● Stored items from a collection
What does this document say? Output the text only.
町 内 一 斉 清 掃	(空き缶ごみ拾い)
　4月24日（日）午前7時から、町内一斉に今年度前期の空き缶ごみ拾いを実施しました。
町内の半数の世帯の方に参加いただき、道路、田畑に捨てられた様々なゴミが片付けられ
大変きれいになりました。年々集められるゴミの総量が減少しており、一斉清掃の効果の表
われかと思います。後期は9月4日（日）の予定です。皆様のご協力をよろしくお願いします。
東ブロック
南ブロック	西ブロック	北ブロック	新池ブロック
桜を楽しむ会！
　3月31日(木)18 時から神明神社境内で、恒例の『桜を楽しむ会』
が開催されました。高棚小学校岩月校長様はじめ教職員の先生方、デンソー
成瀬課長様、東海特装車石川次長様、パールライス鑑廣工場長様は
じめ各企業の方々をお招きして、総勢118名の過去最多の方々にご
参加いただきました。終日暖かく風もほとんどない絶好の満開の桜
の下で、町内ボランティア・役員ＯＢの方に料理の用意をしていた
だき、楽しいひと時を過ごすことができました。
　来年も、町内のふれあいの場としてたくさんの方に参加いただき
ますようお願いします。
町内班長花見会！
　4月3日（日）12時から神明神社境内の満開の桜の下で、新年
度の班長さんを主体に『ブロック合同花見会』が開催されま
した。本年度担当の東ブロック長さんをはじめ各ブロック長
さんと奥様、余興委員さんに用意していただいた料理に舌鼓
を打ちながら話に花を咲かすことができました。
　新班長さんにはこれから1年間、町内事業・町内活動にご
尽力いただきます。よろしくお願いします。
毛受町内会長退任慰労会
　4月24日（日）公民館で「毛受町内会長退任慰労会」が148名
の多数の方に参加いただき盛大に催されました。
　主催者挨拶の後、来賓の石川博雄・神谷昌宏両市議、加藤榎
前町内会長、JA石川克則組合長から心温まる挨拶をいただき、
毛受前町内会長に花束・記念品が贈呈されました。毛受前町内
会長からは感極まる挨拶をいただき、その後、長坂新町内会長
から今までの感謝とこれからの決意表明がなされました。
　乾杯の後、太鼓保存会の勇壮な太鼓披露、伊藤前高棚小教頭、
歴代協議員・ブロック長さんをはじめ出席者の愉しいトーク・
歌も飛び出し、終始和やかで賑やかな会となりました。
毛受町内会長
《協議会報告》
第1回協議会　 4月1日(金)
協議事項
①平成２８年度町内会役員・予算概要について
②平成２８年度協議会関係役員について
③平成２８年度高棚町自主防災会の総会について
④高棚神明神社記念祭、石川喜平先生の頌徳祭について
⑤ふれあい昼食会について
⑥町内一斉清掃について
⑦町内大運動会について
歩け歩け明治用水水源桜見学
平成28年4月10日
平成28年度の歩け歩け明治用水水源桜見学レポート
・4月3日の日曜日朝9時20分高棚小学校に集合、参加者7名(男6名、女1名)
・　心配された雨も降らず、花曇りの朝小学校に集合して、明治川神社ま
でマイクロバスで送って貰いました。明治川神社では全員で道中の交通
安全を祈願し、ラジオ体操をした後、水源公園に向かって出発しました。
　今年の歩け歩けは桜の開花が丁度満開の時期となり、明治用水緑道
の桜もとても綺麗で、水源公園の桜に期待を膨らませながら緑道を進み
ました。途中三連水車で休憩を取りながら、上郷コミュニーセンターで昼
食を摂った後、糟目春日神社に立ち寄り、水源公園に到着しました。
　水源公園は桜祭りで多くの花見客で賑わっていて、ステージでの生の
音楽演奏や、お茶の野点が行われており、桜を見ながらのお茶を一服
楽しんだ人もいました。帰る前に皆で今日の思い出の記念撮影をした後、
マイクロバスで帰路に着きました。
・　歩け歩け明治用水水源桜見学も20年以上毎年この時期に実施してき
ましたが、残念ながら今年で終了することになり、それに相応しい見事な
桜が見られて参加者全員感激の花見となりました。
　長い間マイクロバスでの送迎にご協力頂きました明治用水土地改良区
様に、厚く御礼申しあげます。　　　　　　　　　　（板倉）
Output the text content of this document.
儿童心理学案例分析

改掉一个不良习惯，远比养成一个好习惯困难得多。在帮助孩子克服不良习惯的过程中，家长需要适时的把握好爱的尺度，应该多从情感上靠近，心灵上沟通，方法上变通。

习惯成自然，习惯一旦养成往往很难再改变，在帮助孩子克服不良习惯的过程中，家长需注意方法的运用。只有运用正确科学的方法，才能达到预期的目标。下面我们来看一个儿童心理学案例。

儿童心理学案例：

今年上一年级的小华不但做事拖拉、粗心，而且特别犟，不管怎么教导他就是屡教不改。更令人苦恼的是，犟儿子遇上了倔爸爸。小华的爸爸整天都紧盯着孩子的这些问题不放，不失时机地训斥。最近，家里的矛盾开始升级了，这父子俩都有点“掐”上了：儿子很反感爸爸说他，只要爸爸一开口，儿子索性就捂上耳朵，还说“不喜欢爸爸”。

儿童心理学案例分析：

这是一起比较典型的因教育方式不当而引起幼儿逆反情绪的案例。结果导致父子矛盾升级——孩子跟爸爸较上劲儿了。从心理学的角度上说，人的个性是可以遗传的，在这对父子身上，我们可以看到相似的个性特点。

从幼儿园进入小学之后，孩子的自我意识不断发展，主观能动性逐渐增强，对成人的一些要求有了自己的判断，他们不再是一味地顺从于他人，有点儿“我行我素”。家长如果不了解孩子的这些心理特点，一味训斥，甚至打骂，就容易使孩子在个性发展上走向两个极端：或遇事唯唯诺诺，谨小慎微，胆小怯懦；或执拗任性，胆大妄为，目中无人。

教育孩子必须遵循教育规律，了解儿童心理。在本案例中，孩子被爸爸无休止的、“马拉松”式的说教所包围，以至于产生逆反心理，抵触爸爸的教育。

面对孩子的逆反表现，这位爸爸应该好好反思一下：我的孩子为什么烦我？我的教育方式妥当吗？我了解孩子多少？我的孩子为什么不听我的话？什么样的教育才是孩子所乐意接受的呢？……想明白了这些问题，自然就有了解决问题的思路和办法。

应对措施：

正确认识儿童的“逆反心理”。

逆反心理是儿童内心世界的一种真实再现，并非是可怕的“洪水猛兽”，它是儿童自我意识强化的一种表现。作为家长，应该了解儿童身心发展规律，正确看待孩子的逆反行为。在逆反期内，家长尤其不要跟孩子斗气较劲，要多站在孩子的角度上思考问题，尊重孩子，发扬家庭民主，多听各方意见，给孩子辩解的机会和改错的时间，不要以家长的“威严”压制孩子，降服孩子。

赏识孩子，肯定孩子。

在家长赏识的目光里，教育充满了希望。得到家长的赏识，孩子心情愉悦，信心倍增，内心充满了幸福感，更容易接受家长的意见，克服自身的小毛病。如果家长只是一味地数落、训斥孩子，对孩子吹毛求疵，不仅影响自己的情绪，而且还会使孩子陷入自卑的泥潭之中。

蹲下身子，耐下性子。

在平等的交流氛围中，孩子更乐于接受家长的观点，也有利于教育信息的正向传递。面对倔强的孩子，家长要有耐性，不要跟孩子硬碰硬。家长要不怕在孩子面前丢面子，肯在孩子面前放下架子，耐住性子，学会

● GOAL
Print all of the data exactly as it was given.

● RESULT
What does this document say? Output the text only.
町 内 一 斉 清 掃	(空き缶ごみ拾い)
　4月24日（日）午前7時から、町内一斉に今年度前期の空き缶ごみ拾いを実施しました。
町内の半数の世帯の方に参加いただき、道路、田畑に捨てられた様々なゴミが片付けられ
大変きれいになりました。年々集められるゴミの総量が減少しており、一斉清掃の効果の表
われかと思います。後期は9月4日（日）の予定です。皆様のご協力をよろしくお願いします。
東ブロック
南ブロック	西ブロック	北ブロック	新池ブロック
桜を楽しむ会！
　3月31日(木)18 時から神明神社境内で、恒例の『桜を楽しむ会』
が開催されました。高棚小学校岩月校長様はじめ教職員の先生方、デンソー
成瀬課長様、東海特装車石川次長様、パールライス鑑廣工場長様は
じめ各企業の方々をお招きして、総勢118名の過去最多の方々にご
参加いただきました。終日暖かく風もほとんどない絶好の満開の桜
の下で、町内ボランティア・役員ＯＢの方に料理の用意をしていた
だき、楽しいひと時を過ごすことができました。
　来年も、町内のふれあいの場としてたくさんの方に参加いただき
ますようお願いします。
町内班長花見会！
　4月3日（日）12時から神明神社境内の満開の桜の下で、新年
度の班長さんを主体に『ブロック合同花見会』が開催されま
した。本年度担当の東ブロック長さんをはじめ各ブロック長
さんと奥様、余興委員さんに用意していただいた料理に舌鼓
を打ちながら話に花を咲かすことができました。
　新班長さんにはこれから1年間、町内事業・町内活動にご
尽力いただきます。よろしくお願いします。
毛受町内会長退任慰労会
　4月24日（日）公民館で「毛受町内会長退任慰労会」が148名
の多数の方に参加いただき盛大に催されました。
　主催者挨拶の後、来賓の石川博雄・神谷昌宏両市議、加藤榎
前町内会長、JA石川克則組合長から心温まる挨拶をいただき、
毛受前町内会長に花束・記念品が贈呈されました。毛受前町内
会長からは感極まる挨拶をいただき、その後、長坂新町内会長
から今までの感謝とこれからの決意表明がなされました。
　乾杯の後、太鼓保存会の勇壮な太鼓披露、伊藤前高棚小教頭、
歴代協議員・ブロック長さんをはじめ出席者の愉しいトーク・
歌も飛び出し、終始和やかで賑やかな会となりました。
毛受町内会長
《協議会報告》
第1回協議会　 4月1日(金)
協議事項
①平成２８年度町内会役員・予算概要について
②平成２８年度協議会関係役員について
③平成２８年度高棚町自主防災会の総会について
④高棚神明神社記念祭、石川喜平先生の頌徳祭について
⑤ふれあい昼食会について
⑥町内一斉清掃について
⑦町内大運動会について
歩け歩け明治用水水源桜見学
平成28年4月10日
平成28年度の歩け歩け明治用水水源桜見学レポート
・4月3日の日曜日朝9時20分高棚小学校に集合、参加者7名(男6名、女1名)
・　心配された雨も降らず、花曇りの朝小学校に集合して、明治川神社ま
でマイクロバスで送って貰いました。明治川神社では全員で道中の交通
安全を祈願し、ラジオ体操をした後、水源公園に向かって出発しました。
　今年の歩け歩けは桜の開花が丁度満開の時期となり、明治用水緑道
の桜もとても綺麗で、水源公園の桜に期待を膨らませながら緑道を進み
ました。途中三連水車で休憩を取りながら、上郷コミュニーセンターで昼
食を摂った後、糟目春日神社に立ち寄り、水源公園に到着しました。
　水源公園は桜祭りで多くの花見客で賑わっていて、ステージでの生の
音楽演奏や、お茶の野点が行われており、桜を見ながらのお茶を一服
楽しんだ人もいました。帰る前に皆で今日の思い出の記念撮影をした後、
マイクロバスで帰路に着きました。
・　歩け歩け明治用水水源桜見学も20年以上毎年この時期に実施してき
ましたが、残念ながら今年で終了することになり、それに相応しい見事な
桜が見られて参加者全員感激の花見となりました。
　長い間マイクロバスでの送迎にご協力頂きました明治用水土地改良区
様に、厚く御礼申しあげます。　　　　　　　　　　（板倉）
Output the text content of this document.
儿童心理学案例分析

改掉一个不良习惯，远比养成一个好习惯困难得多。在帮助孩子克服不良习惯的过程中，家长需要适时的把握好爱的尺度，应该多从情感上靠近，心灵上沟通，方法上变通。

习惯成自然，习惯一旦养成往往很难再改变，在帮助孩子克服不良习惯的过程中，家长需注意方法的运用。只有运用正确科学的方法，才能达到预期的目标。下面我们来看一个儿童心理学案例。

儿童心理学案例：

今年上一年级的小华不但做事拖拉、粗心，而且特别犟，不管怎么教导他就是屡教不改。更令人苦恼的是，犟儿子遇上了倔爸爸。小华的爸爸整天都紧盯着孩子的这些问题不放，不失时机地训斥。最近，家里的矛盾开始升级了，这父子俩都有点“掐”上了：儿子很反感爸爸说他，只要爸爸一开口，儿子索性就捂上耳朵，还说“不喜欢爸爸”。

儿童心理学案例分析：

这是一起比较典型的因教育方式不当而引起幼儿逆反情绪的案例。结果导致父子矛盾升级——孩子跟爸爸较上劲儿了。从心理学的角度上说，人的个性是可以遗传的，在这对父子身上，我们可以看到相似的个性特点。

从幼儿园进入小学之后，孩子的自我意识不断发展，主观能动性逐渐增强，对成人的一些要求有了自己的判断，他们不再是一味地顺从于他人，有点儿“我行我素”。家长如果不了解孩子的这些心理特点，一味训斥，甚至打骂，就容易使孩子在个性发展上走向两个极端：或遇事唯唯诺诺，谨小慎微，胆小怯懦；或执拗任性，胆大妄为，目中无人。

教育孩子必须遵循教育规律，了解儿童心理。在本案例中，孩子被爸爸无休止的、“马拉松”式的说教所包围，以至于产生逆反心理，抵触爸爸的教育。

面对孩子的逆反表现，这位爸爸应该好好反思一下：我的孩子为什么烦我？我的教育方式妥当吗？我了解孩子多少？我的孩子为什么不听我的话？什么样的教育才是孩子所乐意接受的呢？……想明白了这些问题，自然就有了解决问题的思路和办法。

应对措施：

正确认识儿童的“逆反心理”。

逆反心理是儿童内心世界的一种真实再现，并非是可怕的“洪水猛兽”，它是儿童自我意识强化的一种表现。作为家长，应该了解儿童身心发展规律，正确看待孩子的逆反行为。在逆反期内，家长尤其不要跟孩子斗气较劲，要多站在孩子的角度上思考问题，尊重孩子，发扬家庭民主，多听各方意见，给孩子辩解的机会和改错的时间，不要以家长的“威严”压制孩子，降服孩子。

赏识孩子，肯定孩子。

在家长赏识的目光里，教育充满了希望。得到家长的赏识，孩子心情愉悦，信心倍增，内心充满了幸福感，更容易接受家长的意见，克服自身的小毛病。如果家长只是一味地数落、训斥孩子，对孩子吹毛求疵，不仅影响自己的情绪，而且还会使孩子陷入自卑的泥潭之中。

蹲下身子，耐下性子。

在平等的交流氛围中，孩子更乐于接受家长的观点，也有利于教育信息的正向传递。面对倔强的孩子，家长要有耐性，不要跟孩子硬碰硬。家长要不怕在孩子面前丢面子，肯在孩子面前放下架子，耐住性子，学会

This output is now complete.